** GIVEN INSTRUCTION **
Scan the data below and pick out the lines containing the word "Agar".

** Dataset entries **
⟨

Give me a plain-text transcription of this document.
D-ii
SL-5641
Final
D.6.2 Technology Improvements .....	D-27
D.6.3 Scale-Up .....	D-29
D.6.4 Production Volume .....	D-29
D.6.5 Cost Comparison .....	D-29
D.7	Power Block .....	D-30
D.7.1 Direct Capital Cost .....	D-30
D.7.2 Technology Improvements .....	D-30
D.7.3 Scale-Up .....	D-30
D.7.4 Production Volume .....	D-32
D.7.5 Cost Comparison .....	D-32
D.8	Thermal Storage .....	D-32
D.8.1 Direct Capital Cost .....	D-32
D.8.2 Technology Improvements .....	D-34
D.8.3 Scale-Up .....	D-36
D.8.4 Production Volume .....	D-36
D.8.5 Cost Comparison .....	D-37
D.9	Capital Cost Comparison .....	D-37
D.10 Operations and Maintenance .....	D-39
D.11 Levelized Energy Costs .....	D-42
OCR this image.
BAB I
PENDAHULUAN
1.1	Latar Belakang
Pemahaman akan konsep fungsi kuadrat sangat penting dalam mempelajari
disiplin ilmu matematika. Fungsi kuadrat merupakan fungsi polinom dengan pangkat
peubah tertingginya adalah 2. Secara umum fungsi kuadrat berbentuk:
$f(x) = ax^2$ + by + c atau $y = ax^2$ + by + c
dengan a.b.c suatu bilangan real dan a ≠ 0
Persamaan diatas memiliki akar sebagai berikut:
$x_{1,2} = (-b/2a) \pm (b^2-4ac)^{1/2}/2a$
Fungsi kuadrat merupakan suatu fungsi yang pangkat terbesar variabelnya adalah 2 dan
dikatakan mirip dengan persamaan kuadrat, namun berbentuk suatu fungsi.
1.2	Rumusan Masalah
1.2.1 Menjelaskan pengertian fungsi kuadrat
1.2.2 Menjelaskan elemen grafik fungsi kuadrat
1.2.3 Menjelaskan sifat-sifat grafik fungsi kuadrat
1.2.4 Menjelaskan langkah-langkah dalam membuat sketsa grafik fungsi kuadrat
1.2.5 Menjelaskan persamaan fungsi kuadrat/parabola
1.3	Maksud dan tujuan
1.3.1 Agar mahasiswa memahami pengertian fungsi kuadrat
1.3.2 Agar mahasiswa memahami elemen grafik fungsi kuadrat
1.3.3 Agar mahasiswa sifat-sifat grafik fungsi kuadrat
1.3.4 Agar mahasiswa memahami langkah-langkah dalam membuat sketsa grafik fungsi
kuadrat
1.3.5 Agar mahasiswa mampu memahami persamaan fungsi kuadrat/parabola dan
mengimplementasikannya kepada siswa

⟩

** OUTPUT BELOW **
1.3.1 Agar mahasiswa memahami pengertian fungsi kuadrat
1.3.2 Agar mahasiswa memahami elemen grafik fungsi kuadrat
1.3.3 Agar mahasiswa sifat-sifat grafik fungsi kuadrat
1.3.4 Agar mahasiswa memahami langkah-langkah dalam membuat sketsa grafik fungsi
1.3.5 Agar mahasiswa mampu memahami persamaan fungsi kuadrat/parabola dan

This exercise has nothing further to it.